__SET EXERCISE__
Write out all the data again, exactly as it stands.

(Some records)

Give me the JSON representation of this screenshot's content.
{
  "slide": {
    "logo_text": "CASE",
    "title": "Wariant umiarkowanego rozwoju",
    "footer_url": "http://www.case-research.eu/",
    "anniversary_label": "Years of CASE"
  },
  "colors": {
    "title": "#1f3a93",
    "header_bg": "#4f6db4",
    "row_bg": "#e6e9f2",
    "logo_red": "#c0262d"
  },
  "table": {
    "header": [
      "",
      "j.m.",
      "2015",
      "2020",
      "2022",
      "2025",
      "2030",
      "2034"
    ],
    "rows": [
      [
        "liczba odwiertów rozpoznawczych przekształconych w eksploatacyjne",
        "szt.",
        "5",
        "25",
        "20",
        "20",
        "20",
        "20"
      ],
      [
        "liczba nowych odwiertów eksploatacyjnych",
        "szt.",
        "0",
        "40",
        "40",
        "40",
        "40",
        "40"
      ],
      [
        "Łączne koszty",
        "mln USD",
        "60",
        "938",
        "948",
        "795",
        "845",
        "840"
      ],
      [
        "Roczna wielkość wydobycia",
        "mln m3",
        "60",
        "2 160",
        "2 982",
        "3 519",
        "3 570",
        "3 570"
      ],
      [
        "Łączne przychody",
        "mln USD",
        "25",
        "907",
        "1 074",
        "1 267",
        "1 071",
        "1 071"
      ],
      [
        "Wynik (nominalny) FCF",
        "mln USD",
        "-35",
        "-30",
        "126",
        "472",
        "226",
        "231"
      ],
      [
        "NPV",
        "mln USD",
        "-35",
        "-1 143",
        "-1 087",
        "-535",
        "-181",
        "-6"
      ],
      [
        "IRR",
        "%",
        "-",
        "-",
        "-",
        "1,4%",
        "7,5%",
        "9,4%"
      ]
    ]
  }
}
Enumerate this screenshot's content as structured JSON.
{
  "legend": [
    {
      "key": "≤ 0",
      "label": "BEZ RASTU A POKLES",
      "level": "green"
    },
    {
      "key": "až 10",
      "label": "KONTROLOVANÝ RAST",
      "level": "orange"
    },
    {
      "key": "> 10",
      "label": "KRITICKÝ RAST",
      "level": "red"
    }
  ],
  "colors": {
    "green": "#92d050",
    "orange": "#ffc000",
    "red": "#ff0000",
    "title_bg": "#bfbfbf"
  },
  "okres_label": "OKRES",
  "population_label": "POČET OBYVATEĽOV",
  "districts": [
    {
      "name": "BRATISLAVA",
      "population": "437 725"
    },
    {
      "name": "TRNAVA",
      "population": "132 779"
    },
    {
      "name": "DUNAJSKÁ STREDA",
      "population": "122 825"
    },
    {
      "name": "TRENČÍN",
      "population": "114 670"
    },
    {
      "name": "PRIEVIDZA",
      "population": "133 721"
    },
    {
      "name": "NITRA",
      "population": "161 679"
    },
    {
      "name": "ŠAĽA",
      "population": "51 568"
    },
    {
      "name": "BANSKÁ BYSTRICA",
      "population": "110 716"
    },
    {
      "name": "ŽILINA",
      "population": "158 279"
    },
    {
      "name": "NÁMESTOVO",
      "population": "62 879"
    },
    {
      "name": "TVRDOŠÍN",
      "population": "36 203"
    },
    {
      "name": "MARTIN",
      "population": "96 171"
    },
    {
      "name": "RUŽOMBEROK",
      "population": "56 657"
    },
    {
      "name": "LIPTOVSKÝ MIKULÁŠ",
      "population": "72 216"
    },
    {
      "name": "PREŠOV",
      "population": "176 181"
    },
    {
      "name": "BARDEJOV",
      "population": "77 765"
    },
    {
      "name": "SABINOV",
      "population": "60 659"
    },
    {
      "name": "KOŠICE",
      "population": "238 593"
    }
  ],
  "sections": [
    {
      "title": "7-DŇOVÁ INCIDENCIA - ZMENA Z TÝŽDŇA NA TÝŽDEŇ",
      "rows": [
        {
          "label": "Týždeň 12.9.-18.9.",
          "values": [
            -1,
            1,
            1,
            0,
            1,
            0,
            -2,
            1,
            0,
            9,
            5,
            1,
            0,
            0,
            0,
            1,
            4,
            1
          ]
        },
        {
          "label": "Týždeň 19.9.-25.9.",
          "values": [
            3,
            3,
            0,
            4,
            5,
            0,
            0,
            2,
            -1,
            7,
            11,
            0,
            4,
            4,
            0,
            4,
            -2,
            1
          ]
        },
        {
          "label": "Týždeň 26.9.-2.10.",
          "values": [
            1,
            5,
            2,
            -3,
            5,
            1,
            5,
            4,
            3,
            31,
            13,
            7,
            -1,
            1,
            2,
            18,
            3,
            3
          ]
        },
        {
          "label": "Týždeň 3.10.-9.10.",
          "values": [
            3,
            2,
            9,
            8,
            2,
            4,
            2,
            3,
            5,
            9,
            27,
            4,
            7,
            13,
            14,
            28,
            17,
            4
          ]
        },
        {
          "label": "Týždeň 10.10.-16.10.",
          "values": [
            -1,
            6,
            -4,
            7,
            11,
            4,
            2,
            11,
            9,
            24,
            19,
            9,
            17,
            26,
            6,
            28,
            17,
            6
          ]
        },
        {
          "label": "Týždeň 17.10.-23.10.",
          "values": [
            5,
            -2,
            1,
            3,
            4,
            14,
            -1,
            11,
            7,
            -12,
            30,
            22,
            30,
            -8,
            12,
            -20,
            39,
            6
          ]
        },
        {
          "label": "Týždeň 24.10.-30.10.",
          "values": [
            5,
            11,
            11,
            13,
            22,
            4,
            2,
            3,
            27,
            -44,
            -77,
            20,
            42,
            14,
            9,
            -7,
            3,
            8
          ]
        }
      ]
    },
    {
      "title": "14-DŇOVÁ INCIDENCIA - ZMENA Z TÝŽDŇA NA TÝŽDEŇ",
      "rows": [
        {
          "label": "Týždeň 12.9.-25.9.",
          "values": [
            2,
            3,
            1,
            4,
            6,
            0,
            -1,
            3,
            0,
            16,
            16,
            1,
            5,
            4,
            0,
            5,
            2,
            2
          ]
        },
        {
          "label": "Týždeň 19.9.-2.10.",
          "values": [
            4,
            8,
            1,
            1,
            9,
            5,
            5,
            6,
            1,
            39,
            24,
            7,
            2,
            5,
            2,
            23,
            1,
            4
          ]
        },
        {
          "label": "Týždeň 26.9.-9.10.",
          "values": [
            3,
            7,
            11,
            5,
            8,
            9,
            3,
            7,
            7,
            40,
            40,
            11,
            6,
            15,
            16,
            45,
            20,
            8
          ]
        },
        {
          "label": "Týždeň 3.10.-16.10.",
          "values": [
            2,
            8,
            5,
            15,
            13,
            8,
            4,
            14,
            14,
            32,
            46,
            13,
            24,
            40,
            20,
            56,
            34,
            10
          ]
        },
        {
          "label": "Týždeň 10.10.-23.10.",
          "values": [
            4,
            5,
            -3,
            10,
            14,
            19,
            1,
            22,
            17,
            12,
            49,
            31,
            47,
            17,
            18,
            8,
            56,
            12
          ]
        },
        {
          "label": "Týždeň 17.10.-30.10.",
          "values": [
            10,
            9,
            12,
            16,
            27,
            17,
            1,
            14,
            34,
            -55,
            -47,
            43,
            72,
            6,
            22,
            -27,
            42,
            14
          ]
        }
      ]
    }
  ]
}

__THE RESPONSE__
Give me the JSON representation of this screenshot's content.
{
  "slide": {
    "logo_text": "CASE",
    "title": "Wariant umiarkowanego rozwoju",
    "footer_url": "http://www.case-research.eu/",
    "anniversary_label": "Years of CASE"
  },
  "colors": {
    "title": "#1f3a93",
    "header_bg": "#4f6db4",
    "row_bg": "#e6e9f2",
    "logo_red": "#c0262d"
  },
  "table": {
    "header": [
      "",
      "j.m.",
      "2015",
      "2020",
      "2022",
      "2025",
      "2030",
      "2034"
    ],
    "rows": [
      [
        "liczba odwiertów rozpoznawczych przekształconych w eksploatacyjne",
        "szt.",
        "5",
        "25",
        "20",
        "20",
        "20",
        "20"
      ],
      [
        "liczba nowych odwiertów eksploatacyjnych",
        "szt.",
        "0",
        "40",
        "40",
        "40",
        "40",
        "40"
      ],
      [
        "Łączne koszty",
        "mln USD",
        "60",
        "938",
        "948",
        "795",
        "845",
        "840"
      ],
      [
        "Roczna wielkość wydobycia",
        "mln m3",
        "60",
        "2 160",
        "2 982",
        "3 519",
        "3 570",
        "3 570"
      ],
      [
        "Łączne przychody",
        "mln USD",
        "25",
        "907",
        "1 074",
        "1 267",
        "1 071",
        "1 071"
      ],
      [
        "Wynik (nominalny) FCF",
        "mln USD",
        "-35",
        "-30",
        "126",
        "472",
        "226",
        "231"
      ],
      [
        "NPV",
        "mln USD",
        "-35",
        "-1 143",
        "-1 087",
        "-535",
        "-181",
        "-6"
      ],
      [
        "IRR",
        "%",
        "-",
        "-",
        "-",
        "1,4%",
        "7,5%",
        "9,4%"
      ]
    ]
  }
}
Enumerate this screenshot's content as structured JSON.
{
  "legend": [
    {
      "key": "≤ 0",
      "label": "BEZ RASTU A POKLES",
      "level": "green"
    },
    {
      "key": "až 10",
      "label": "KONTROLOVANÝ RAST",
      "level": "orange"
    },
    {
      "key": "> 10",
      "label": "KRITICKÝ RAST",
      "level": "red"
    }
  ],
  "colors": {
    "green": "#92d050",
    "orange": "#ffc000",
    "red": "#ff0000",
    "title_bg": "#bfbfbf"
  },
  "okres_label": "OKRES",
  "population_label": "POČET OBYVATEĽOV",
  "districts": [
    {
      "name": "BRATISLAVA",
      "population": "437 725"
    },
    {
      "name": "TRNAVA",
      "population": "132 779"
    },
    {
      "name": "DUNAJSKÁ STREDA",
      "population": "122 825"
    },
    {
      "name": "TRENČÍN",
      "population": "114 670"
    },
    {
      "name": "PRIEVIDZA",
      "population": "133 721"
    },
    {
      "name": "NITRA",
      "population": "161 679"
    },
    {
      "name": "ŠAĽA",
      "population": "51 568"
    },
    {
      "name": "BANSKÁ BYSTRICA",
      "population": "110 716"
    },
    {
      "name": "ŽILINA",
      "population": "158 279"
    },
    {
      "name": "NÁMESTOVO",
      "population": "62 879"
    },
    {
      "name": "TVRDOŠÍN",
      "population": "36 203"
    },
    {
      "name": "MARTIN",
      "population": "96 171"
    },
    {
      "name": "RUŽOMBEROK",
      "population": "56 657"
    },
    {
      "name": "LIPTOVSKÝ MIKULÁŠ",
      "population": "72 216"
    },
    {
      "name": "PREŠOV",
      "population": "176 181"
    },
    {
      "name": "BARDEJOV",
      "population": "77 765"
    },
    {
      "name": "SABINOV",
      "population": "60 659"
    },
    {
      "name": "KOŠICE",
      "population": "238 593"
    }
  ],
  "sections": [
    {
      "title": "7-DŇOVÁ INCIDENCIA - ZMENA Z TÝŽDŇA NA TÝŽDEŇ",
      "rows": [
        {
          "label": "Týždeň 12.9.-18.9.",
          "values": [
            -1,
            1,
            1,
            0,
            1,
            0,
            -2,
            1,
            0,
            9,
            5,
            1,
            0,
            0,
            0,
            1,
            4,
            1
          ]
        },
        {
          "label": "Týždeň 19.9.-25.9.",
          "values": [
            3,
            3,
            0,
            4,
            5,
            0,
            0,
            2,
            -1,
            7,
            11,
            0,
            4,
            4,
            0,
            4,
            -2,
            1
          ]
        },
        {
          "label": "Týždeň 26.9.-2.10.",
          "values": [
            1,
            5,
            2,
            -3,
            5,
            1,
            5,
            4,
            3,
            31,
            13,
            7,
            -1,
            1,
            2,
            18,
            3,
            3
          ]
        },
        {
          "label": "Týždeň 3.10.-9.10.",
          "values": [
            3,
            2,
            9,
            8,
            2,
            4,
            2,
            3,
            5,
            9,
            27,
            4,
            7,
            13,
            14,
            28,
            17,
            4
          ]
        },
        {
          "label": "Týždeň 10.10.-16.10.",
          "values": [
            -1,
            6,
            -4,
            7,
            11,
            4,
            2,
            11,
            9,
            24,
            19,
            9,
            17,
            26,
            6,
            28,
            17,
            6
          ]
        },
        {
          "label": "Týždeň 17.10.-23.10.",
          "values": [
            5,
            -2,
            1,
            3,
            4,
            14,
            -1,
            11,
            7,
            -12,
            30,
            22,
            30,
            -8,
            12,
            -20,
            39,
            6
          ]
        },
        {
          "label": "Týždeň 24.10.-30.10.",
          "values": [
            5,
            11,
            11,
            13,
            22,
            4,
            2,
            3,
            27,
            -44,
            -77,
            20,
            42,
            14,
            9,
            -7,
            3,
            8
          ]
        }
      ]
    },
    {
      "title": "14-DŇOVÁ INCIDENCIA - ZMENA Z TÝŽDŇA NA TÝŽDEŇ",
      "rows": [
        {
          "label": "Týždeň 12.9.-25.9.",
          "values": [
            2,
            3,
            1,
            4,
            6,
            0,
            -1,
            3,
            0,
            16,
            16,
            1,
            5,
            4,
            0,
            5,
            2,
            2
          ]
        },
        {
          "label": "Týždeň 19.9.-2.10.",
          "values": [
            4,
            8,
            1,
            1,
            9,
            5,
            5,
            6,
            1,
            39,
            24,
            7,
            2,
            5,
            2,
            23,
            1,
            4
          ]
        },
        {
          "label": "Týždeň 26.9.-9.10.",
          "values": [
            3,
            7,
            11,
            5,
            8,
            9,
            3,
            7,
            7,
            40,
            40,
            11,
            6,
            15,
            16,
            45,
            20,
            8
          ]
        },
        {
          "label": "Týždeň 3.10.-16.10.",
          "values": [
            2,
            8,
            5,
            15,
            13,
            8,
            4,
            14,
            14,
            32,
            46,
            13,
            24,
            40,
            20,
            56,
            34,
            10
          ]
        },
        {
          "label": "Týždeň 10.10.-23.10.",
          "values": [
            4,
            5,
            -3,
            10,
            14,
            19,
            1,
            22,
            17,
            12,
            49,
            31,
            47,
            17,
            18,
            8,
            56,
            12
          ]
        },
        {
          "label": "Týždeň 17.10.-30.10.",
          "values": [
            10,
            9,
            12,
            16,
            27,
            17,
            1,
            14,
            34,
            -55,
            -47,
            43,
            72,
            6,
            22,
            -27,
            42,
            14
          ]
        }
      ]
    }
  ]
}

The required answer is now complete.